REQUIREMENT
All lines featuring the string "Technische" are to be listed.
--
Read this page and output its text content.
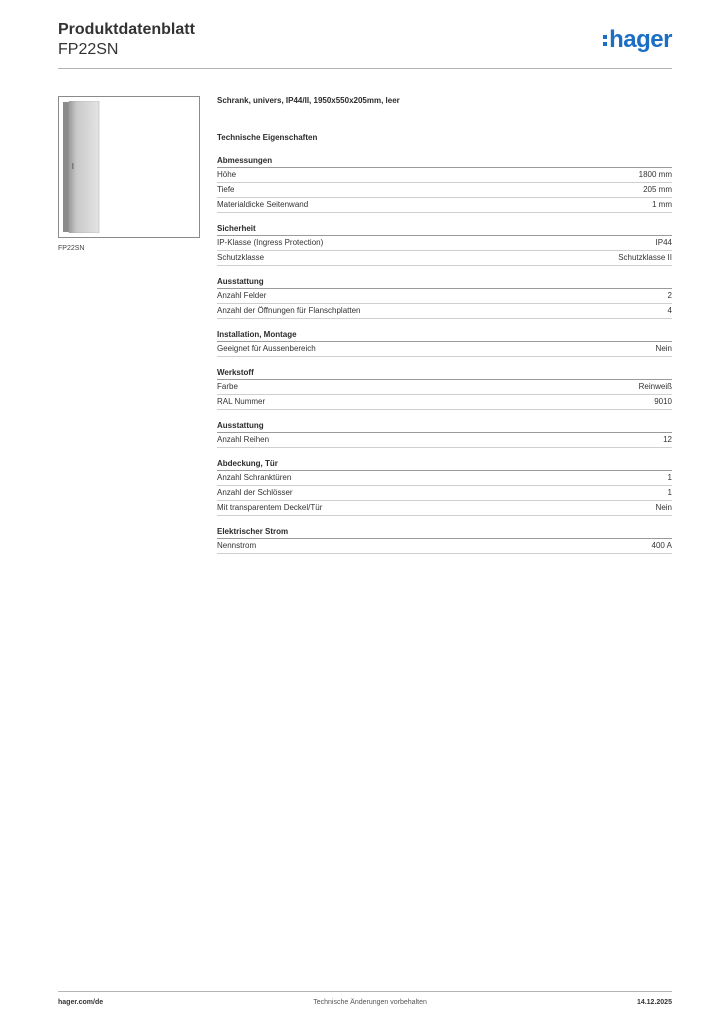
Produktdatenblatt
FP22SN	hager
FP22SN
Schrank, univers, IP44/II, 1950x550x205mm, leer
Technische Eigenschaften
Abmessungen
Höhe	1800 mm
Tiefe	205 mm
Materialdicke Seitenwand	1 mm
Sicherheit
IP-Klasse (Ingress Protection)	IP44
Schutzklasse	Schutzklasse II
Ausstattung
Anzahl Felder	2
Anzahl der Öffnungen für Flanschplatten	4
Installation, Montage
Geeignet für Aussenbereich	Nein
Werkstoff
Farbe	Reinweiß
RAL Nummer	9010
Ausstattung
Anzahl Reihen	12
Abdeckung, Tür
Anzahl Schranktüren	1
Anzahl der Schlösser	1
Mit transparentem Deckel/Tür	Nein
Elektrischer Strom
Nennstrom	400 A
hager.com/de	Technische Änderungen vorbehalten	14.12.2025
--
THE ANSWER
Technische Eigenschaften
hager.com/de	Technische Änderungen vorbehalten	14.12.2025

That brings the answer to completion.